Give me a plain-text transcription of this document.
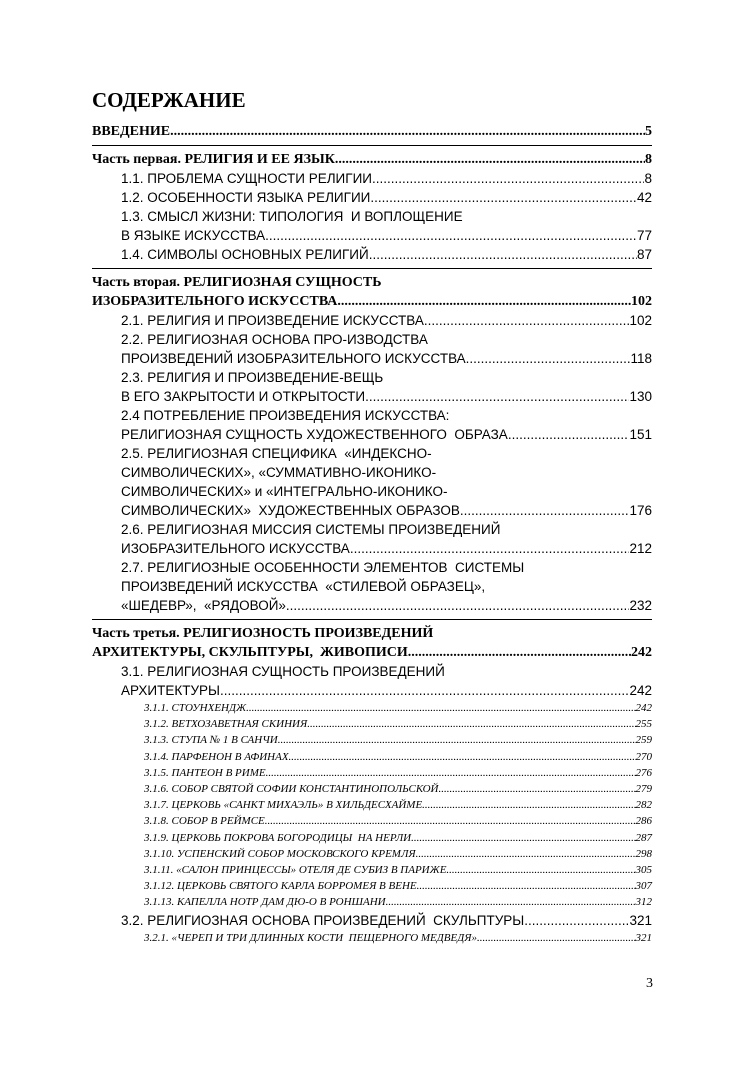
СОДЕРЖАНИЕ
ВВЕДЕНИЕ .....	5
Часть первая. РЕЛИГИЯ И ЕЕ ЯЗЫК .....	8
1.1. ПРОБЛЕМА СУЩНОСТИ РЕЛИГИИ .....	8
1.2. ОСОБЕННОСТИ ЯЗЫКА РЕЛИГИИ .....	42
1.3. СМЫСЛ ЖИЗНИ: ТИПОЛОГИЯ  И ВОПЛОЩЕНИЕ
В ЯЗЫКЕ ИСКУССТВА .....	77
1.4. СИМВОЛЫ ОСНОВНЫХ РЕЛИГИЙ .....	87
Часть вторая. РЕЛИГИОЗНАЯ СУЩНОСТЬ
ИЗОБРАЗИТЕЛЬНОГО ИСКУССТВА .....	102
2.1. РЕЛИГИЯ И ПРОИЗВЕДЕНИЕ ИСКУССТВА .....	102
2.2. РЕЛИГИОЗНАЯ ОСНОВА ПРО-ИЗВОДСТВА
ПРОИЗВЕДЕНИЙ ИЗОБРАЗИТЕЛЬНОГО ИСКУССТВА .....	118
2.3. РЕЛИГИЯ И ПРОИЗВЕДЕНИЕ-ВЕЩЬ
В ЕГО ЗАКРЫТОСТИ И ОТКРЫТОСТИ .....	130
2.4 ПОТРЕБЛЕНИЕ ПРОИЗВЕДЕНИЯ ИСКУССТВА:
РЕЛИГИОЗНАЯ СУЩНОСТЬ ХУДОЖЕСТВЕННОГО  ОБРАЗА .....	151
2.5. РЕЛИГИОЗНАЯ СПЕЦИФИКА  «ИНДЕКСНО-
СИМВОЛИЧЕСКИХ», «СУММАТИВНО-ИКОНИКО-
СИМВОЛИЧЕСКИХ» и «ИНТЕГРАЛЬНО-ИКОНИКО-
СИМВОЛИЧЕСКИХ»  ХУДОЖЕСТВЕННЫХ ОБРАЗОВ .....	176
2.6. РЕЛИГИОЗНАЯ МИССИЯ СИСТЕМЫ ПРОИЗВЕДЕНИЙ
ИЗОБРАЗИТЕЛЬНОГО ИСКУССТВА .....	212
2.7. РЕЛИГИОЗНЫЕ ОСОБЕННОСТИ ЭЛЕМЕНТОВ  СИСТЕМЫ
ПРОИЗВЕДЕНИЙ ИСКУССТВА  «СТИЛЕВОЙ ОБРАЗЕЦ»,
«ШЕДЕВР»,  «РЯДОВОЙ» .....	232
Часть третья. РЕЛИГИОЗНОСТЬ ПРОИЗВЕДЕНИЙ
АРХИТЕКТУРЫ, СКУЛЬПТУРЫ,  ЖИВОПИСИ .....	242
3.1. РЕЛИГИОЗНАЯ СУЩНОСТЬ ПРОИЗВЕДЕНИЙ
АРХИТЕКТУРЫ .....	242
3.1.1. СТОУНХЕНДЖ .....	242
3.1.2. ВЕТХОЗАВЕТНАЯ СКИНИЯ .....	255
3.1.3. СТУПА № 1 В САНЧИ .....	259
3.1.4. ПАРФЕНОН В АФИНАХ .....	270
3.1.5. ПАНТЕОН В РИМЕ .....	276
3.1.6. СОБОР СВЯТОЙ СОФИИ КОНСТАНТИНОПОЛЬСКОЙ .....	279
3.1.7. ЦЕРКОВЬ «САНКТ МИХАЭЛЬ» В ХИЛЬДЕСХАЙМЕ .....	282
3.1.8. СОБОР В РЕЙМСЕ .....	286
3.1.9. ЦЕРКОВЬ ПОКРОВА БОГОРОДИЦЫ  НА НЕРЛИ .....	287
3.1.10. УСПЕНСКИЙ СОБОР МОСКОВСКОГО КРЕМЛЯ .....	298
3.1.11. «САЛОН ПРИНЦЕССЫ» ОТЕЛЯ ДЕ СУБИЗ В ПАРИЖЕ .....	305
3.1.12. ЦЕРКОВЬ СВЯТОГО КАРЛА БОРРОМЕЯ В ВЕНЕ .....	307
3.1.13. КАПЕЛЛА НОТР ДАМ ДЮ-О В РОНШАНИ .....	312
3.2. РЕЛИГИОЗНАЯ ОСНОВА ПРОИЗВЕДЕНИЙ  СКУЛЬПТУРЫ .....	321
3.2.1. «ЧЕРЕП И ТРИ ДЛИННЫХ КОСТИ  ПЕЩЕРНОГО МЕДВЕДЯ» .....	321
3
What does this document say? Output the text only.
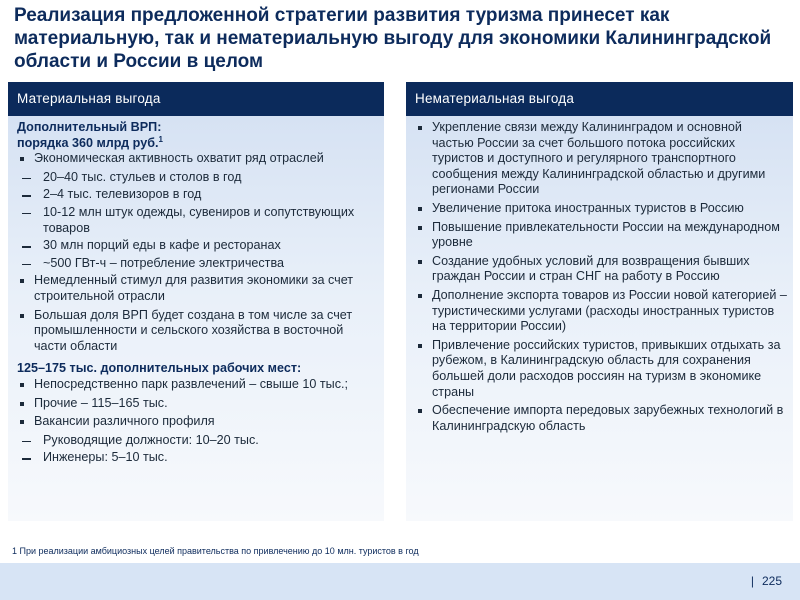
Реализация предложенной стратегии развития туризма принесет как материальную, так и нематериальную выгоду для экономики Калининградской области и России в целом
Материальная выгода
Дополнительный ВРП:
порядка 360 млрд руб.$^1$
Экономическая активность охватит ряд отраслей
20–40 тыс. стульев и столов в год
2–4 тыс. телевизоров в год
10-12 млн штук одежды, сувениров и сопутствующих товаров
30 млн порций еды в кафе и ресторанах
~500 ГВт-ч – потребление электричества
Немедленный стимул для развития экономики за счет строительной отрасли
Большая доля ВРП будет создана в том числе за счет промышленности и сельского хозяйства в восточной части области
125–175 тыс. дополнительных рабочих мест:
Непосредственно парк развлечений – свыше 10 тыс.;
Прочие – 115–165 тыс.
Вакансии различного профиля
Руководящие должности: 10–20 тыс.
Инженеры: 5–10 тыс.
Нематериальная выгода
Укрепление связи между Калининградом и основной частью России за счет большого потока российских туристов и доступного и регулярного транспортного сообщения между Калининградской областью и другими регионами России
Увеличение притока иностранных туристов в Россию
Повышение привлекательности России на международном уровне
Создание удобных условий для возвращения бывших граждан России и стран СНГ на работу в Россию
Дополнение экспорта товаров из России новой категорией – туристическими услугами (расходы иностранных туристов на территории России)
Привлечение российских туристов, привыкших отдыхать за рубежом, в Калининградскую область для сохранения большей доли расходов россиян на туризм в экономике страны
Обеспечение импорта передовых зарубежных технологий в Калининградскую область

1 При реализации амбициозных целей правительства по привлечению до 10 млн. туристов в год

| 225
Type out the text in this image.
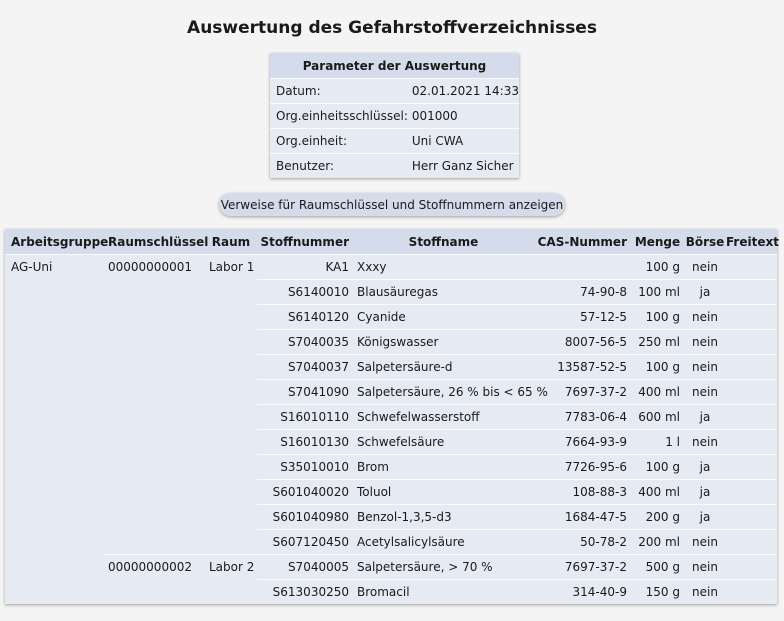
Auswertung des Gefahrstoffverzeichnisses
Parameter der Auswertung	
Datum:	02.01.2021 14:33
Org.einheitsschlüssel:	001000
Org.einheit:	Uni CWA
Benutzer:	Herr Ganz Sicher
Verweise für Raumschlüssel und Stoffnummern anzeigen
Arbeitsgruppe	Raumschlüssel	Raum	Stoffnummer	Stoffname	CAS-Nummer	Menge	Börse	Freitext
AG-Uni	00000000001	Labor 1	KA1	Xxxy		100 g	nein	
			S6140010	Blausäuregas	74-90-8	100 ml	ja	
			S6140120	Cyanide	57-12-5	100 g	nein	
			S7040035	Königswasser	8007-56-5	250 ml	nein	
			S7040037	Salpetersäure-d	13587-52-5	100 g	nein	
			S7041090	Salpetersäure, 26 % bis < 65 %	7697-37-2	400 ml	nein	
			S16010110	Schwefelwasserstoff	7783-06-4	600 ml	ja	
			S16010130	Schwefelsäure	7664-93-9	1 l	nein	
			S35010010	Brom	7726-95-6	100 g	ja	
			S601040020	Toluol	108-88-3	400 ml	ja	
			S601040980	Benzol-1,3,5-d3	1684-47-5	200 g	ja	
			S607120450	Acetylsalicylsäure	50-78-2	200 ml	nein	
	00000000002	Labor 2	S7040005	Salpetersäure, > 70 %	7697-37-2	500 g	nein	
			S613030250	Bromacil	314-40-9	150 g	nein	
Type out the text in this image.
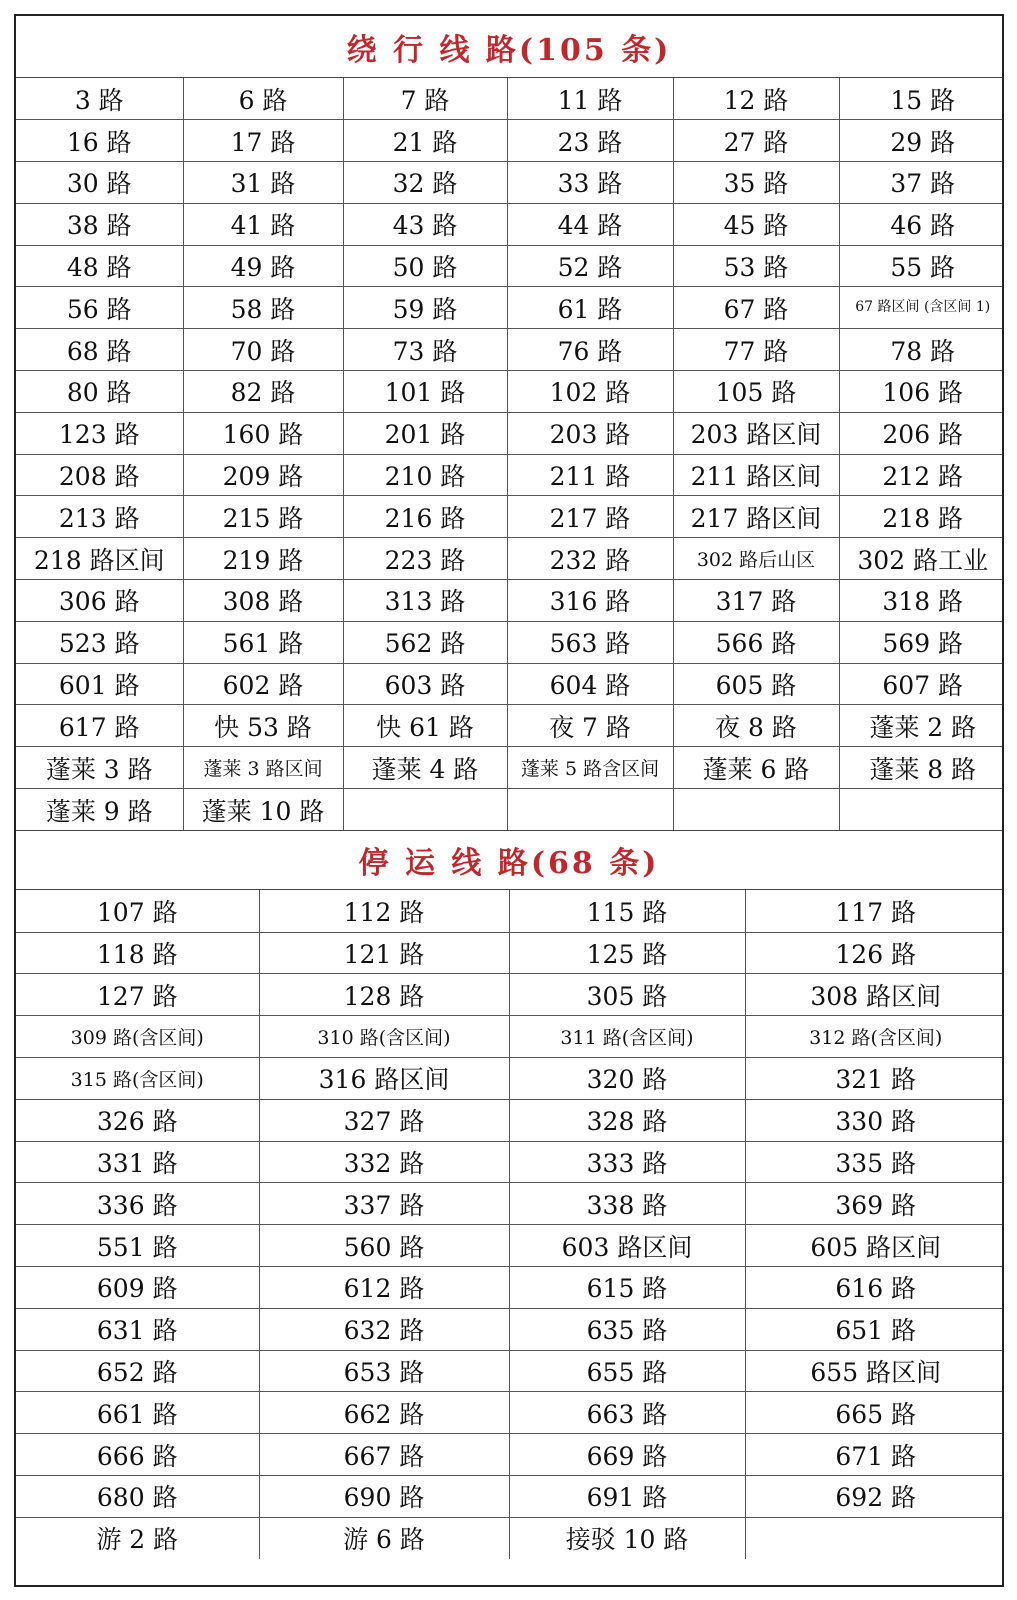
绕 行 线 路(105 条)
3 路	6 路	7 路	11 路	12 路	15 路
16 路	17 路	21 路	23 路	27 路	29 路
30 路	31 路	32 路	33 路	35 路	37 路
38 路	41 路	43 路	44 路	45 路	46 路
48 路	49 路	50 路	52 路	53 路	55 路
56 路	58 路	59 路	61 路	67 路	67 路区间 (含区间 1)
68 路	70 路	73 路	76 路	77 路	78 路
80 路	82 路	101 路	102 路	105 路	106 路
123 路	160 路	201 路	203 路	203 路区间	206 路
208 路	209 路	210 路	211 路	211 路区间	212 路
213 路	215 路	216 路	217 路	217 路区间	218 路
218 路区间	219 路	223 路	232 路	302 路后山区	302 路工业
306 路	308 路	313 路	316 路	317 路	318 路
523 路	561 路	562 路	563 路	566 路	569 路
601 路	602 路	603 路	604 路	605 路	607 路
617 路	快 53 路	快 61 路	夜 7 路	夜 8 路	蓬莱 2 路
蓬莱 3 路	蓬莱 3 路区间	蓬莱 4 路	蓬莱 5 路含区间	蓬莱 6 路	蓬莱 8 路
蓬莱 9 路	蓬莱 10 路				
停 运 线 路(68 条)
107 路	112 路	115 路	117 路
118 路	121 路	125 路	126 路
127 路	128 路	305 路	308 路区间
309 路(含区间)	310 路(含区间)	311 路(含区间)	312 路(含区间)
315 路(含区间)	316 路区间	320 路	321 路
326 路	327 路	328 路	330 路
331 路	332 路	333 路	335 路
336 路	337 路	338 路	369 路
551 路	560 路	603 路区间	605 路区间
609 路	612 路	615 路	616 路
631 路	632 路	635 路	651 路
652 路	653 路	655 路	655 路区间
661 路	662 路	663 路	665 路
666 路	667 路	669 路	671 路
680 路	690 路	691 路	692 路
游 2 路	游 6 路	接驳 10 路	
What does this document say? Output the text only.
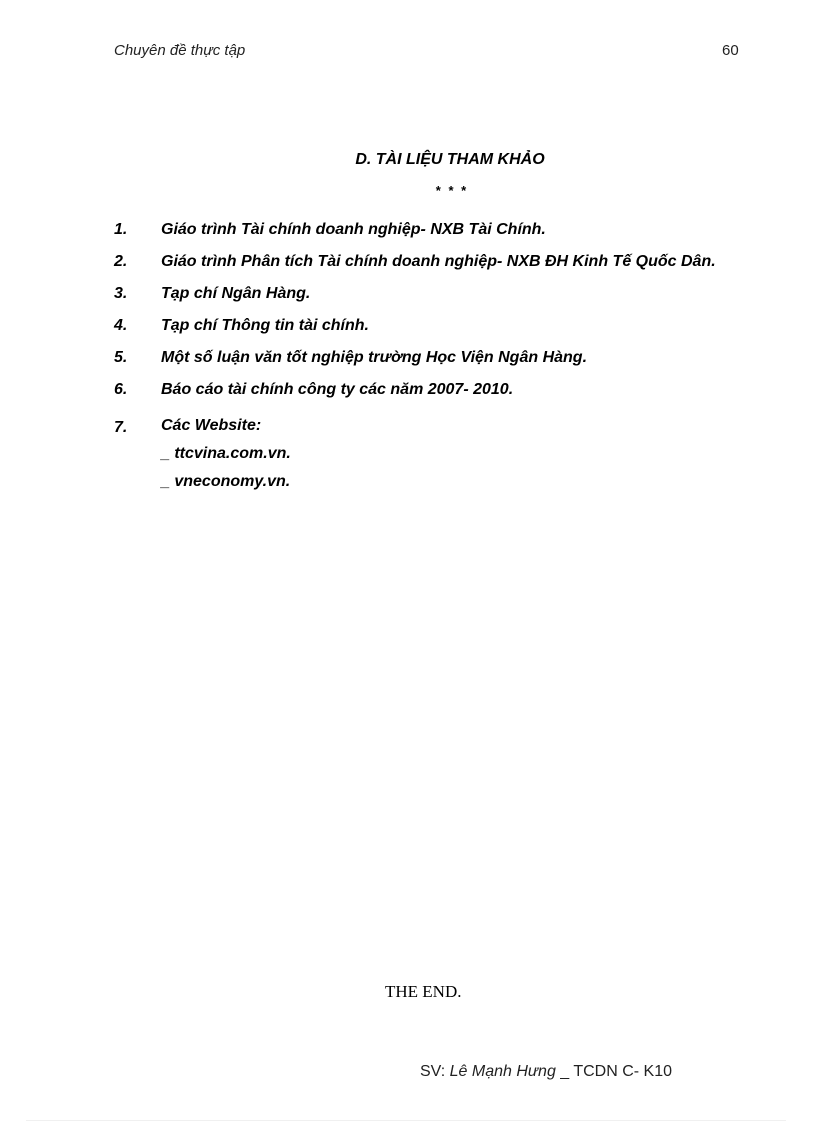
Chuyên đề thực tập	60
D. TÀI LIỆU THAM KHẢO
* * *
1.	Giáo trình Tài chính doanh nghiệp- NXB Tài Chính.
2.	Giáo trình Phân tích Tài chính doanh nghiệp- NXB ĐH Kinh Tế Quốc Dân.
3.	Tạp chí Ngân Hàng.
4.	Tạp chí Thông tin tài chính.
5.	Một số luận văn tốt nghiệp trường Học Viện Ngân Hàng.
6.	Báo cáo tài chính công ty các năm 2007- 2010.
7.	Các Website:
_ ttcvina.com.vn.
_ vneconomy.vn.
THE END.
SV: Lê Mạnh Hưng _ TCDN C- K10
==============================
Gather up, from the records above, each line where the word "ИЗОБРАЗИТЕЛЬНОГО" appears.

### The completed task:
ИЗОБРАЗИТЕЛЬНОГО ИСКУССТВА .....	102
ПРОИЗВЕДЕНИЙ ИЗОБРАЗИТЕЛЬНОГО ИСКУССТВА .....	118
ИЗОБРАЗИТЕЛЬНОГО ИСКУССТВА .....	212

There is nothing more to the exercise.